## Source text:
======

The unyielding importance of the printed word in the revival of Marathi
In an age where the global lingua franca, English, seems to hold an unassailable position in the digital sphere, the survival of the regional vernacular often appears to be a losing battle. Yet, at the recent Jaipur Literature Festival, a quiet conversation took place, not about the ascendancy of the screen, but about the tenacious resilience of the printed word, particularly in Marathi.
21 Jan 2026 | 640 Views | By Prasad Gangurde
The seminar, titled Marathi Publishing: Glorious Tradition and Promising Future, offered a moment of necessary pause. The consensus among the participants—a gathering of publishers, academics, and government officials was clear: the publishing industry is not merely a commercial entity but a frontline defender of the language itself. Against the backdrop of a declining reading culture, the path forward, they argued, requires nothing less than a concerted pact between private publishers and the state.
Kiran Kulkarni, an official in the Marathi Language Department, framed the stakes with an appeal to history. Marathi, he noted, is a language accorded classical status, one that carries a two-and-a-half-thousand-year-old tradition and a rich trove of folk literature. The challenge is not creation but preservation — to find and study the surviving inscriptions, copper plates, and birch bark manuscripts still held in private homes and temples. This is not simply archival work; it is an act of reclaiming the foundational DNA of the language.
For the publishing houses, many of which remain proudly family-oriented, the task is a familial legacy. Two Marathi publishers, representing generations in the business, described the inherent difficulties not as deterrents, but as necessary challenges that lend meaning to the journey. The family structure, ironically, has fostered a culture of collaboration over competition, a unified front dedicated to cultural continuity rather than market dominance.
The discussion also touched on the cultural architecture that print maintains. Readers of PrintWeek will be delighted to know about a massive undertaking underway: the compilation of a comprehensive dictionary covering the state’s 216 dialects, an admission of Marathi’s cosmopolitan history, having adopted words from 35 foreign languages. This project of linguistic mapping is a powerful assertion that a language’s strength lies in its complexity and its capacity to absorb, rather than its purity.
In a separate, yet resonant session, Professor Rita Kothari of Ashoka University underscored the political and emotional sensitivity surrounding language today. Arguing against the use of language as a political weapon, she called for a more sensitive and humane appreciation of our linguistic wealth, particularly in preserving the oral traditions that often fade before the written record.
The historical tension between native tongues and the influence of English, of course, is not new. The shadow of the 19th century still looms, presenting two starkly different reactions to foreign influence. One, exemplified by the prominent national leader Sir Pherozeshah Mehta, involved a startling denigration of Sanskrit — one of the world's richest ancient languages — as "barren" in an 1867 address in London, a painful manifestation of an inferiority complex. The other reaction, championed by figures like Mahadev Moreshwar Kunte and the influential scholar Krishnashastri Chiplunkar, was a deliberate, published assertion of national pride.
Through the publication of Marathi epic poems on Chhatrapati Shivaji Maharaj, they consciously used the printed word to stir a sense of self-respect among the common people, laying the groundwork for a broader cultural and political awakening.
PrintWeek's view: What is emerging is a clear-eyed understanding: the importance of print is not sentimental. It is the vessel that holds a 2,500-year-old tradition, the medium that allows a dialogue across 216 dialects, and the tangible artifact that grounds a culture against the fleeting currents of global change. The printed word is, in this light, an indispensable act of cultural preservation.

======

## Data to examine:
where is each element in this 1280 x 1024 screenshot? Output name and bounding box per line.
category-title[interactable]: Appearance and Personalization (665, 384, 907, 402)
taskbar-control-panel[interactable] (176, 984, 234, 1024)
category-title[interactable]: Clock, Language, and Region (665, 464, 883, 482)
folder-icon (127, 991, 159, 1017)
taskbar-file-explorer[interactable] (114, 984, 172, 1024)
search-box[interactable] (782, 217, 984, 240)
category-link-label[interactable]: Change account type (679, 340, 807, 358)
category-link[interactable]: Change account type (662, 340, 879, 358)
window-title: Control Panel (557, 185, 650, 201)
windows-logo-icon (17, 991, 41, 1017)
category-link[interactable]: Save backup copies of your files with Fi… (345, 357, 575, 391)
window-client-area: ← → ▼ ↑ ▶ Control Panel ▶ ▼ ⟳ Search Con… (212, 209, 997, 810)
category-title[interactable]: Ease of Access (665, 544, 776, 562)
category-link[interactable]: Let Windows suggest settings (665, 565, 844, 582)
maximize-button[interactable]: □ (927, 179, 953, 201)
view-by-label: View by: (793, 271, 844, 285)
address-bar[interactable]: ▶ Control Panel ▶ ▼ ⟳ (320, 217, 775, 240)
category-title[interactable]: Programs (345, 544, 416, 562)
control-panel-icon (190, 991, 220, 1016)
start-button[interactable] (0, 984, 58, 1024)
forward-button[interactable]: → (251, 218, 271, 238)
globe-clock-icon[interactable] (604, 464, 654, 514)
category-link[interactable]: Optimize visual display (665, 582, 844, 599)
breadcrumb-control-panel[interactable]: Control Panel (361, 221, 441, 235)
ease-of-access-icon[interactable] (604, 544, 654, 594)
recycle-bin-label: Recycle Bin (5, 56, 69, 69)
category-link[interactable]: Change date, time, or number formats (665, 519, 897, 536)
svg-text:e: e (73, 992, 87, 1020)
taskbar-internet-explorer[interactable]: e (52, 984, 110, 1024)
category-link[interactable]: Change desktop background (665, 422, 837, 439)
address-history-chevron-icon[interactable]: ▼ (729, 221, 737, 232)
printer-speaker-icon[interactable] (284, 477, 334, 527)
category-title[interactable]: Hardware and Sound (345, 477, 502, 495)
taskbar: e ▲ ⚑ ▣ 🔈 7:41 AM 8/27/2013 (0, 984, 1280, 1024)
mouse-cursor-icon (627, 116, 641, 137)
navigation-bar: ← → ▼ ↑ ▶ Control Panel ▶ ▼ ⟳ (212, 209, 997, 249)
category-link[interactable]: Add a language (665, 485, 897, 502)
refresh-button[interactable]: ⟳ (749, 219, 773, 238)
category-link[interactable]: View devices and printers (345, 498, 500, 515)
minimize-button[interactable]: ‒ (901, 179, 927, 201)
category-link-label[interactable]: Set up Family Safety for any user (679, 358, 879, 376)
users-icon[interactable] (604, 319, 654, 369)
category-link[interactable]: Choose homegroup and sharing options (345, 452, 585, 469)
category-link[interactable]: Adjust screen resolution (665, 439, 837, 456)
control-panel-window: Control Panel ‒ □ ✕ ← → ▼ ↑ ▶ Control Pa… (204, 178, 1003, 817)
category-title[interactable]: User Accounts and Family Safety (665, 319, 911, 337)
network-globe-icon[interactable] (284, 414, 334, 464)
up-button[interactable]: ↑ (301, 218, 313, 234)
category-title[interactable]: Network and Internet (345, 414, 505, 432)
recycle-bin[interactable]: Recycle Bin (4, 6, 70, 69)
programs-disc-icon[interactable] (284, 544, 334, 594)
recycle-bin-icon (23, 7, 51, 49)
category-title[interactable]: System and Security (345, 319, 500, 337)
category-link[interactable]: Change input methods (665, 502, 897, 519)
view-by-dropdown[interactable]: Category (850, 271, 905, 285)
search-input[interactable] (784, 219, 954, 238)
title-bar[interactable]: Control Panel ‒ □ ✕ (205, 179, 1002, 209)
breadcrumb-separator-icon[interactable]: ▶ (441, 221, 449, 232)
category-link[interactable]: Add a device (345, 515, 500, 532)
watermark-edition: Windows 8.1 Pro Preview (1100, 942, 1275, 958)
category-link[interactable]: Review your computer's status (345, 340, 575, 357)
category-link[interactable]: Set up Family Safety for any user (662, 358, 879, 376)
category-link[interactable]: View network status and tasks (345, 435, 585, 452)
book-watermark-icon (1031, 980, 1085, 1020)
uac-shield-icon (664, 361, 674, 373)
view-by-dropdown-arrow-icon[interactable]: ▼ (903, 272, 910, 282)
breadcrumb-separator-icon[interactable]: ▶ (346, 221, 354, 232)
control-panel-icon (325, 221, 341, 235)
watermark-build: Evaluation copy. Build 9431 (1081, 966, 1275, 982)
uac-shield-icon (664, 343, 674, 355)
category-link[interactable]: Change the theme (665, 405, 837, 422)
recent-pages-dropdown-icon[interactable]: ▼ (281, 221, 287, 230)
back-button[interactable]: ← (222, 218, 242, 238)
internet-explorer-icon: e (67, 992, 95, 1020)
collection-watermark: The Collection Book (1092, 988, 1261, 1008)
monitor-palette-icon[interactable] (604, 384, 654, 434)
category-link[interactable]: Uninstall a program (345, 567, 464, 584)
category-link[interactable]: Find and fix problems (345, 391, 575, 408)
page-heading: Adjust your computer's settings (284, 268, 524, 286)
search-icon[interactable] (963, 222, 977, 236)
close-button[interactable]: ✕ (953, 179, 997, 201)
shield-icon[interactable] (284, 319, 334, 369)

======

## Exercise:
In the article on Marathi publishing, how many of the state's dialects does the dictionary being compiled cover? These lines have nothing to do with the article on Marathi publishing.

## Output:
216 dialects.